▶ _Your instructions_:
Extract each line bearing the word "Poison".

▶ _Data provided_:

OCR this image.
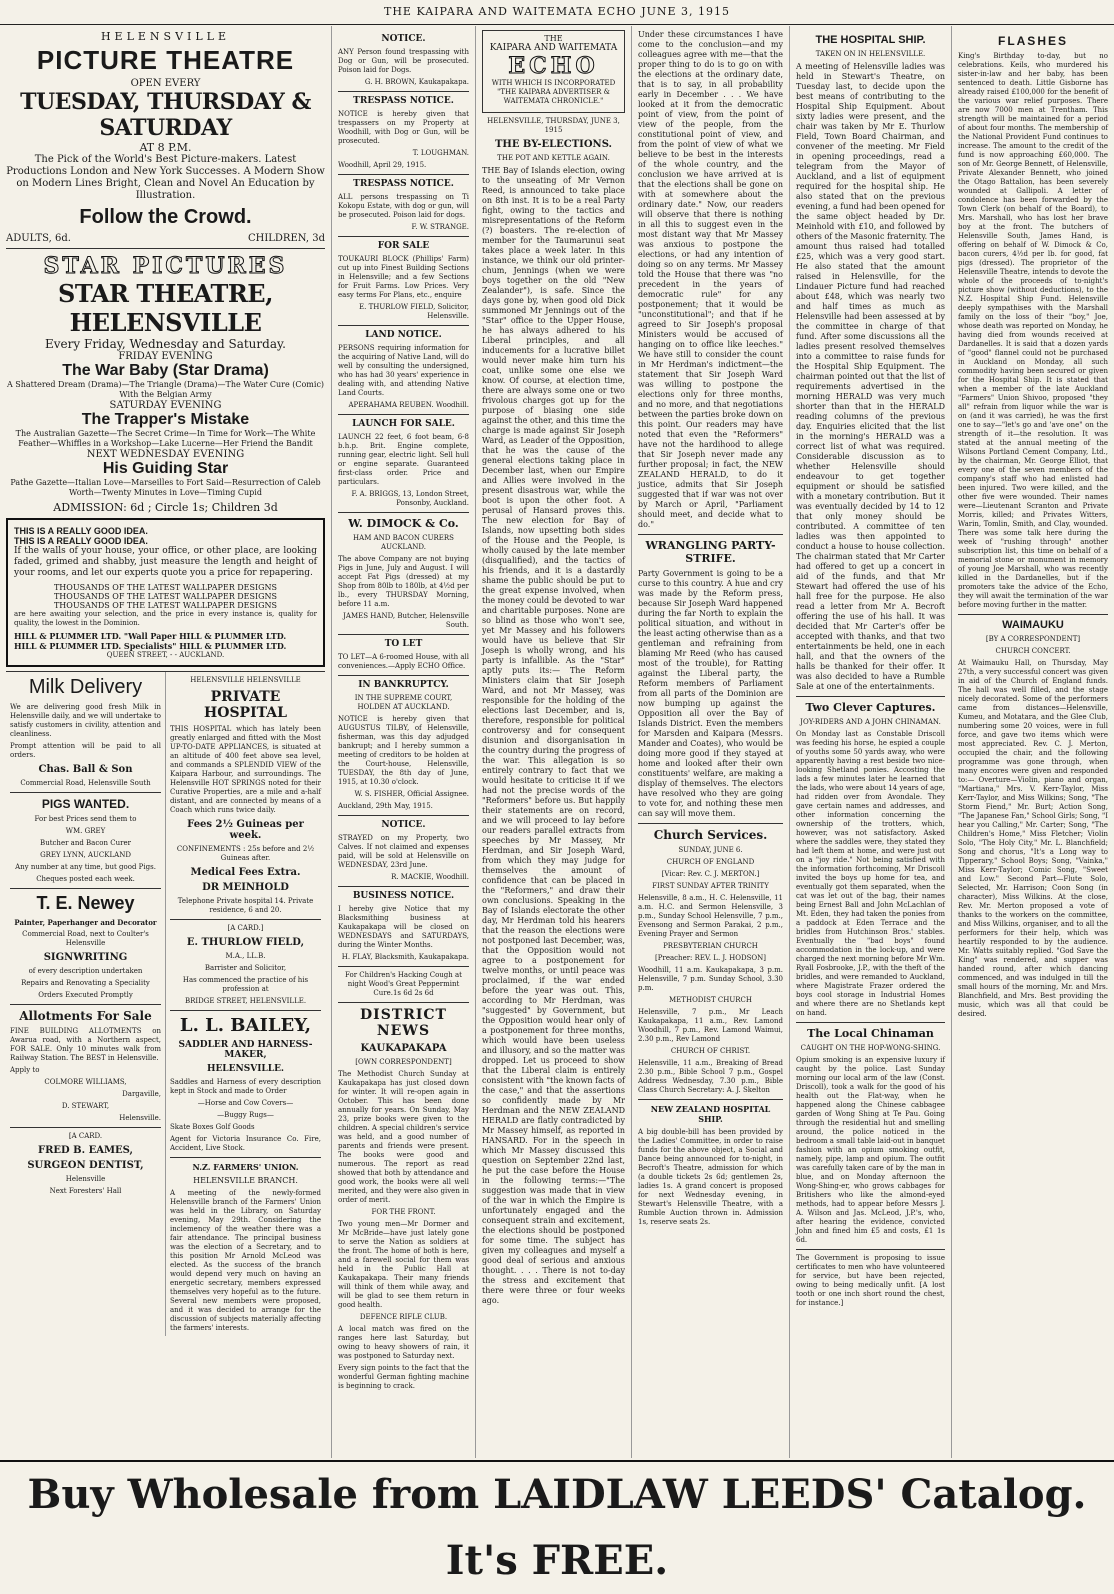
THE KAIPARA AND WAITEMATA ECHO JUNE 3, 1915
HELENSVILLE
PICTURE THEATRE
OPEN EVERY
TUESDAY, THURSDAY & SATURDAY
AT 8 P.M.
The Pick of the World's Best Picture-makers. Latest Productions London and New York Successes. A Modern Show on Modern Lines Bright, Clean and Novel An Education by Illustration.
Follow the Crowd.
ADULTS, 6d.	CHILDREN, 3d
STAR PICTURES
STAR THEATRE, HELENSVILLE
Every Friday, Wednesday and Saturday.
FRIDAY EVENING
The War Baby (Star Drama)
A Shattered Dream (Drama)—The Triangle (Drama)—The Water Cure (Comic) With the Belgian Army
SATURDAY EVENING
The Trapper's Mistake
The Australian Gazette—The Secret Crime—In Time for Work—The White Feather—Whiffles in a Workshop—Lake Lucerne—Her Friend the Bandit
NEXT WEDNESDAY EVENING
His Guiding Star
Pathe Gazette—Italian Love—Marseilles to Fort Said—Resurrection of Caleb Worth—Twenty Minutes in Love—Timing Cupid
ADMISSION: 6d ; Circle 1s; Children 3d
THIS IS A REALLY GOOD IDEA.
THIS IS A REALLY GOOD IDEA.
If the walls of your house, your office, or other place, are looking faded, grimed and shabby, just measure the length and height of your rooms, and let our experts quote you a price for repapering.
THOUSANDS OF THE LATEST WALLPAPER DESIGNS
THOUSANDS OF THE LATEST WALLPAPER DESIGNS
THOUSANDS OF THE LATEST WALLPAPER DESIGNS
are here awaiting your selection, and the price in every instance is, quality for quality, the lowest in the Dominion.
HILL & PLUMMER LTD. "Wall Paper HILL & PLUMMER LTD.
HILL & PLUMMER LTD. Specialists" HILL & PLUMMER LTD.
QUEEN STREET, - - AUCKLAND.
Milk Delivery
We are delivering good fresh Milk in Helensville daily, and we will undertake to satisfy customers in civility, attention and cleanliness.
Prompt attention will be paid to all orders.
Chas. Ball & Son
Commercial Road, Helensville South
PIGS WANTED.
For best Prices send them to
WM. GREY
Butcher and Bacon Curer
GREY LYNN, AUCKLAND
Any number at any time, but good Pigs.
Cheques posted each week.
T. E. Newey
Painter, Paperhanger and Decorator
Commercial Road, next to Coulter's Helensville
SIGNWRITING
of every description undertaken
Repairs and Renovating a Speciality
Orders Executed Promptly
Allotments For Sale
FINE BUILDING ALLOTMENTS on Awarua road, with a Northern aspect, FOR SALE. Only 10 minutes walk from Railway Station. The BEST in Helensville.
Apply to
COLMORE WILLIAMS,
Dargaville,
D. STEWART,
Helensville.
[A CARD.
FRED B. EAMES,
SURGEON DENTIST,
Helensville
Next Foresters' Hall
HELENSVILLE HELENSVILLE
PRIVATE HOSPITAL
THIS HOSPITAL which has lately been greatly enlarged and fitted with the Most UP-TO-DATE APPLIANCES, is situated at an altitude of 400 feet above sea level, and commands a SPLENDID VIEW of the Kaipara Harbour, and surroundings. The Helensville HOT SPRINGS noted for their Curative Properties, are a mile and a-half distant, and are connected by means of a Coach which runs twice daily.
Fees 2½ Guineas per week.
CONFINEMENTS : 25s before and 2½ Guineas after.
Medical Fees Extra.
DR MEINHOLD
Telephone Private hospital 14. Private residence, 6 and 20.
[A CARD.]
E. THURLOW FIELD,
M.A., LL.B.
Barrister and Solicitor,
Has commenced the practice of his profession at
BRIDGE STREET, HELENSVILLE.
L. L. BAILEY,
SADDLER AND HARNESS-MAKER,
HELENSVILLE.
Saddles and Harness of every description kept in Stock and made to Order
—Horse and Cow Covers—
—Buggy Rugs—
Skate Boxes Golf Goods
Agent for Victoria Insurance Co. Fire, Accident, Live Stock.
N.Z. FARMERS' UNION.
HELENSVILLE BRANCH.
A meeting of the newly-formed Helensville branch of the Farmers' Union was held in the Library, on Saturday evening, May 29th. Considering the inclemency of the weather there was a fair attendance. The principal business was the election of a Secretary, and to this position Mr Arnold McLeod was elected. As the success of the branch would depend very much on having an energetic secretary, members expressed themselves very hopeful as to the future. Several new members were proposed, and it was decided to arrange for the discussion of subjects materially affecting the farmers' interests.
NOTICE.
ANY Person found trespassing with Dog or Gun, will be prosecuted. Poison laid for Dogs.
G. H. BROWN, Kaukapakapa.
TRESPASS NOTICE.
NOTICE is hereby given that trespassers on my Property at Woodhill, with Dog or Gun, will be prosecuted.
T. LOUGHMAN.
Woodhill, April 29, 1915.
TRESPASS NOTICE.
ALL persons trespassing on Ti Kokopu Estate, with dog or gun, will be prosecuted. Poison laid for dogs.
F. W. STRANGE.
FOR SALE
TOUKAURI BLOCK (Phillips' Farm) cut up into Finest Building Sections in Helensville; and a few Sections for Fruit Farms. Low Prices. Very easy terms For Plans, etc., enquire
E. THURLOW FIELD, Solicitor, Helensville.
LAND NOTICE.
PERSONS requiring information for the acquiring of Native Land, will do well by consulting the undersigned, who has had 30 years' experience in dealing with, and attending Native Land Courts.
APERAHAMA REUBEN. Woodhill.
LAUNCH FOR SALE.
LAUNCH 22 feet, 6 foot beam, 6-8 b.h.p. Brit. Engine complete, running gear, electric light. Sell hull or engine separate. Guaranteed first-class order. Price and particulars.
F. A. BRIGGS, 13, London Street, Ponsonby, Auckland.
W. DIMOCK & Co.
HAM AND BACON CURERS AUCKLAND.
The above Company are not buying Pigs in June, July and August. I will accept Fat Pigs (dressed) at my Shop from 80lb to 180lb, at 4½d per lb., every THURSDAY Morning, before 11 a.m.
JAMES HAND, Butcher, Helensville South.
TO LET
TO LET—A 6-roomed House, with all conveniences.—Apply ECHO Office.
IN BANKRUPTCY.
IN THE SUPREME COURT, HOLDEN AT AUCKLAND.
NOTICE is hereby given that AUGUSTUS TILBY, of Helensville, fisherman, was this day adjudged bankrupt; and I hereby summon a meeting of creditors to be holden at the Court-house, Helensville, TUESDAY, the 8th day of June, 1915, at 10.30 o'clock.
W. S. FISHER, Official Assignee.
Auckland, 29th May, 1915.
NOTICE.
STRAYED on my Property, two Calves. If not claimed and expenses paid, will be sold at Helensville on WEDNESDAY, 23rd June.
R. MACKIE, Woodhill.
BUSINESS NOTICE.
I hereby give Notice that my Blacksmithing business at Kaukapakapa will be closed on WEDNESDAYS and SATURDAYS, during the Winter Months.
H. FLAY, Blacksmith, Kaukapakapa.
For Children's Hacking Cough at night Wood's Great Peppermint Cure.1s 6d 2s 6d
DISTRICT NEWS
KAUKAPAKAPA
[OWN CORRESPONDENT]
The Methodist Church Sunday at Kaukapakapa has just closed down for winter. It will re-open again in October. This has been done annually for years. On Sunday, May 23, prize books were given to the children. A special children's service was held, and a good number of parents and friends were present. The books were good and numerous. The report as read showed that both by attendance and good work, the books were all well merited, and they were also given in order of merit.
FOR THE FRONT.
Two young men—Mr Dormer and Mr McBride—have just lately gone to serve the Nation as soldiers at the front. The home of both is here, and a farewell social for them was held in the Public Hall at Kaukapakapa. Their many friends will think of them while away, and will be glad to see them return in good health.
DEFENCE RIFLE CLUB.
A local match was fired on the ranges here last Saturday, but owing to heavy showers of rain, it was postponed to Saturday next.
Every sign points to the fact that the wonderful German fighting machine is beginning to crack.
THE
KAIPARA AND WAITEMATA
ECHO
WITH WHICH IS INCORPORATED "THE KAIPARA ADVERTISER & WAITEMATA CHRONICLE."
HELENSVILLE, THURSDAY, JUNE 3, 1915
THE BY-ELECTIONS.
THE POT AND KETTLE AGAIN.
THE Bay of Islands election, owing to the unseating of Mr Vernon Reed, is announced to take place on 8th inst. It is to be a real Party fight, owing to the tactics and misrepresentations of the Reform (?) boasters. The re-election of member for the Taumarunui seat takes place a week later. In this instance, we think our old printer-chum, Jennings (when we were boys together on the old "New Zealander"), is safe. Since the days gone by, when good old Dick summoned Mr Jennings out of the "Star" office to the Upper House, he has always adhered to his Liberal principles, and all inducements for a lucrative billet would never make him turn his coat, unlike some one else we know. Of course, at election time, there are always some one or two frivolous charges got up for the purpose of biasing one side against the other, and this time the charge is made against Sir Joseph Ward, as Leader of the Opposition, that he was the cause of the general elections taking place in December last, when our Empire and Allies were involved in the present disastrous war, while the boot is upon the other foot. A perusal of Hansard proves this. The new election for Bay of Islands, now upsetting both sides of the House and the People, is wholly caused by the late member (disqualified), and the tactics of his friends, and it is a dastardly shame the public should be put to the great expense involved, when the money could be devoted to war and charitable purposes. None are so blind as those who won't see, yet Mr Massey and his followers would have us believe that Sir Joseph is wholly wrong, and his party is infallible. As the "Star" aptly puts its:— The Reform Ministers claim that Sir Joseph Ward, and not Mr Massey, was responsible for the holding of the elections last December, and is, therefore, responsible for political controversy and for consequent disunion and disorganisation in the country during the progress of the war. This allegation is so entirely contrary to fact that we would hesitate to criticise it if we had not the precise words of the "Reformers" before us. But happily their statements are on record, and we will proceed to lay before our readers parallel extracts from speeches by Mr Massey, Mr Herdman, and Sir Joseph Ward, from which they may judge for themselves the amount of confidence that can be placed in the "Reformers," and draw their own conclusions. Speaking in the Bay of Islands electorate the other day, Mr Herdman told his hearers that the reason the elections were not postponed last December, was, that the Opposition would not agree to a postponement for twelve months, or until peace was proclaimed, if the war ended before the year was out. This, according to Mr Herdman, was "suggested" by Government, but the Opposition would hear only of a postponement for three months, which would have been useless and illusory, and so the matter was dropped. Let us proceed to show that the Liberal claim is entirely consistent with "the known facts of the case," and that the assertions so confidently made by Mr Herdman and the NEW ZEALAND HERALD are flatly contradicted by Mr Massey himself, as reported in HANSARD. For in the speech in which Mr Massey discussed this question on September 22nd last, he put the case before the House in the following terms:—"The suggestion was made that in view of the war in which the Empire is unfortunately engaged and the consequent strain and excitement, the elections should be postponed for some time. The subject has given my colleagues and myself a good deal of serious and anxious thought. . . . There is not to-day the stress and excitement that there were three or four weeks ago.
Under these circumstances I have come to the conclusion—and my colleagues agree with me—that the proper thing to do is to go on with the elections at the ordinary date, that is to say, in all probability early in December . . . We have looked at it from the democratic point of view, from the point of view of the people, from the constitutional point of view, and from the point of view of what we believe to be best in the interests of the whole country, and the conclusion we have arrived at is that the elections shall be gone on with at somewhere about the ordinary date." Now, our readers will observe that there is nothing in all this to suggest even in the most distant way that Mr Massey was anxious to postpone the elections, or had any intention of doing so on any terms. Mr Massey told the House that there was "no precedent in the years of democratic rule" for any postponement; that it would be "unconstitutional"; and that if he agreed to Sir Joseph's proposal Ministers would be accused of hanging on to office like leeches." We have still to consider the count in Mr Herdman's indictment—the statement that Sir Joseph Ward was willing to postpone the elections only for three months, and no more, and that negotiations between the parties broke down on this point. Our readers may have noted that even the "Reformers" have not the hardihood to allege that Sir Joseph never made any further proposal; in fact, the NEW ZEALAND HERALD, to do it justice, admits that Sir Joseph suggested that if war was not over by March or April, "Parliament should meet, and decide what to do."
WRANGLING PARTY-STRIFE.
Party Government is going to be a curse to this country. A hue and cry was made by the Reform press, because Sir Joseph Ward happened during the far North to explain the political situation, and without in the least acting otherwise than as a gentleman and refraining from blaming Mr Reed (who has caused most of the trouble), for Ratting against the Liberal party, the Reform members of Parliament from all parts of the Dominion are now bumping up against the Opposition all over the Bay of Islands District. Even the members for Marsden and Kaipara (Messrs. Mander and Coates), who would be doing more good if they stayed at home and looked after their own constituents' welfare, are making a display of themselves. The electors have resolved who they are going to vote for, and nothing these men can say will move them.
Church Services.
SUNDAY, JUNE 6.
CHURCH OF ENGLAND
[Vicar: Rev. C. J. MERTON.]
FIRST SUNDAY AFTER TRINITY
Helensville, 8 a.m., H. C. Helensville, 11 a.m. H.C. and Sermon Helensville, 3 p.m., Sunday School Helensville, 7 p.m., Evensong and Sermon Parakai, 2 p.m., Evening Prayer and Sermon
PRESBYTERIAN CHURCH
[Preacher: REV. L. J. HODSON]
Woodhill, 11 a.m. Kaukapakapa, 3 p.m. Helensville, 7 p.m. Sunday School, 3.30 p.m.
METHODIST CHURCH
Helensville, 7 p.m., Mr Leach Kaukapakapa, 11 a.m., Rev. Lamond Woodhill, 7 p.m., Rev. Lamond Waimui, 2.30 p.m., Rev Lamond
CHURCH OF CHRIST.
Helensville, 11 a.m., Breaking of Bread 2.30 p.m., Bible School 7 p.m., Gospel Address Wednesday, 7.30 p.m., Bible Class Church Secretary: A. J. Skelton
NEW ZEALAND HOSPITAL SHIP.
A big double-bill has been provided by the Ladies' Committee, in order to raise funds for the above object, a Social and Dance being announced for to-night, in Becroft's Theatre, admission for which (a double tickets 2s 6d; gentlemen 2s, ladies 1s. A grand concert is proposed for next Wednesday evening, in Stewart's Helensville Theatre, with a Rumble Auction thrown in. Admission 1s, reserve seats 2s.
THE HOSPITAL SHIP.
TAKEN ON IN HELENSVILLE.
A meeting of Helensville ladies was held in Stewart's Theatre, on Tuesday last, to decide upon the best means of contributing to the Hospital Ship Equipment. About sixty ladies were present, and the chair was taken by Mr E. Thurlow Field, Town Board Chairman, and convener of the meeting. Mr Field in opening proceedings, read a telegram from the Mayor of Auckland, and a list of equipment required for the hospital ship. He also stated that on the previous evening, a fund had been opened for the same object headed by Dr. Meinhold with £10, and followed by others of the Masonic fraternity. The amount thus raised had totalled £25, which was a very good start. He also stated that the amount raised in Helensville, for the Lindauer Picture fund had reached about £48, which was nearly two and half times as much as Helensville had been assessed at by the committee in charge of that fund. After some discussions all the ladies present resolved themselves into a committee to raise funds for the Hospital Ship Equipment. The chairman pointed out that the list of requirements advertised in the morning HERALD was very much shorter than that in the HERALD reading columns of the previous day. Enquiries elicited that the list in the morning's HERALD was a correct list of what was required. Considerable discussion as to whether Helensville should endeavour to get together equipment or should be satisfied with a monetary contribution. But it was eventually decided by 14 to 12 that only money should be contributed. A committee of ten ladies was then appointed to conduct a house to house collection. The chairman stated that Mr Carter had offered to get up a concert in aid of the funds, and that Mr Stewart had offered the use of his hall free for the purpose. He also read a letter from Mr A. Becroft offering the use of his hall. It was decided that Mr Carter's offer be accepted with thanks, and that two entertainments be held, one in each hall, and that the owners of the halls be thanked for their offer. It was also decided to have a Rumble Sale at one of the entertainments.
Two Clever Captures.
JOY-RIDERS AND A JOHN CHINAMAN.
On Monday last as Constable Driscoll was feeding his horse, he espied a couple of youths some 50 yards away, who were apparently having a rest beside two nice-looking Shetland ponies. Accosting the lads a few minutes later he learned that the lads, who were about 14 years of age, had ridden over from Avondale. They gave certain names and addresses, and other information concerning the ownership of the trotters, which, however, was not satisfactory. Asked where the saddles were, they stated they had left them at home, and were just out on a "joy ride." Not being satisfied with the information forthcoming, Mr Driscoll invited the boys up home for tea, and eventually got them separated, when the cat was let out of the bag, their names being Ernest Ball and John McLachlan of Mt. Eden, they had taken the ponies from a paddock at Eden Terrace and the bridles from Hutchinson Bros.' stables. Eventually the "bad boys" found accommodation in the lock-up, and were charged the next morning before Mr Wm. Ryall Fosbrooke, J.P., with the theft of the bridles, and were remanded to Auckland, where Magistrate Frazer ordered the boys cool storage in Industrial Homes and where there are no Shetlands kept on hand.
The Local Chinaman
CAUGHT ON THE HOP-WONG-SHING.
Opium smoking is an expensive luxury if caught by the police. Last Sunday morning our local arm of the law (Const. Driscoll), took a walk for the good of his health out the Flat-way, when he happened along the Chinese cabbagee garden of Wong Shing at Te Pau. Going through the residential hut and smelling around, the police noticed in the bedroom a small table laid-out in banquet fashion with an opium smoking outfit, namely, pipe, lamp and opium. The outfit was carefully taken care of by the man in blue, and on Monday afternoon the Wong-Shing-er, who grows cabbages for Britishers who like the almond-eyed methods, had to appear before Messrs J. A. Wilson and Jas. McLeod, J.P.'s, who, after hearing the evidence, convicted John and fined him £5 and costs, £1 1s 6d.
The Government is proposing to issue certificates to men who have volunteered for service, but have been rejected, owing to being medically unfit. [A lost tooth or one inch short round the chest, for instance.]
FLASHES
King's Birthday to-day, but no celebrations. Keils, who murdered his sister-in-law and her baby, has been sentenced to death. Little Gisborne has already raised £100,000 for the benefit of the various war relief purposes. There are now 7000 men at Trentham. This strength will be maintained for a period of about four months. The membership of the National Provident Fund continues to increase. The amount to the credit of the fund is now approaching £60,000. The son of Mr. George Bennett, of Helensville, Private Alexander Bennett, who joined the Otago Battalion, has been severely wounded at Gallipoli. A letter of condolence has been forwarded by the Town Clerk (on behalf of the Board), to Mrs. Marshall, who has lost her brave boy at the front. The butchers of Helensville South, James Hand, is offering on behalf of W. Dimock & Co, bacon curers, 4½d per lb. for good, fat pigs (dressed). The proprietor of the Helensville Theatre, intends to devote the whole of the proceeds of to-night's picture show (without deductions), to the N.Z. Hospital Ship Fund. Helensville deeply sympathises with the Marshall family on the loss of their "boy," Joe, whose death was reported on Monday, he having died from wounds received at Dardanelles. It is said that a dozen yards of "good" flannel could not be purchased in Auckland on Monday, all such commodity having been secured or given for the Hospital Ship. It is stated that when a member of the late Auckland "Farmers" Union Shivoo, proposed "they all" refrain from liquor while the war is on (and it was carried), he was the first one to say—"let's go and 'ave one" on the strength of it—the resolution. It was stated at the annual meeting of the Wilsons Portland Cement Company, Ltd., by the chairman, Mr. George Elliot, that every one of the seven members of the company's staff who had enlisted had been injured. Two were killed, and the other five were wounded. Their names were—Lieutenant Scranton and Private Morris, killed; and Privates Witters, Warin, Tomlin, Smith, and Clay, wounded. There was some talk here during the week of "rushing through" another subscription list, this time on behalf of a memorial stone or monument in memory of young Joe Marshall, who was recently killed in the Dardanelles, but if the promoters take the advice of the Echo, they will await the termination of the war before moving further in the matter.
WAIMAUKU
[BY A CORRESPONDENT]
CHURCH CONCERT.
At Waimauku Hall, on Thursday, May 27th, a very successful concert was given in aid of the Church of England funds. The hall was well filled, and the stage nicely decorated. Some of the performers came from distances—Helensville, Kumeu, and Motatara, and the Glee Club, numbering some 20 voices, were in full force, and gave two items which were most appreciated. Rev. C. J. Merton, occupied the chair, and the following programme was gone through, when many encores were given and responded to:— Overture—Violin, piano and organ, "Martiana," Mrs. V. Kerr-Taylor, Miss Kerr-Taylor, and Miss Wilkins; Song, "The Storm Fiend," Mr. Burt; Action Song, "The Japanese Fan," School Girls; Song, "I hear you Calling," Mr. Carter; Song, "The Children's Home," Miss Fletcher; Violin Solo, "The Holy City," Mr. L. Blanchfield; Song and chorus, "It's a Long way to Tipperary," School Boys; Song, "Vainka," Miss Kerr-Taylor; Comic Song, "Sweet and Low." Second Part—Flute Solo, Selected, Mr. Harrison; Coon Song (in character), Miss Wilkins. At the close, Rev. Mr. Merton proposed a vote of thanks to the workers on the committee, and Miss Wilkins, organiser, and to all the performers for their help, which was heartily responded to by the audience. Mr. Watts suitably replied. "God Save the King" was rendered, and supper was handed round, after which dancing commenced, and was indulged in till the small hours of the morning, Mr. and Mrs. Blanchfield, and Mrs. Best providing the music, which was all that could be desired.
Buy Wholesale from LAIDLAW LEEDS' Catalog. It's FREE.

▶ _Expected answer_:
ANY Person found trespassing with Dog or Gun, will be prosecuted. Poison laid for Dogs.
ALL persons trespassing on Ti Kokopu Estate, with dog or gun, will be prosecuted. Poison laid for dogs.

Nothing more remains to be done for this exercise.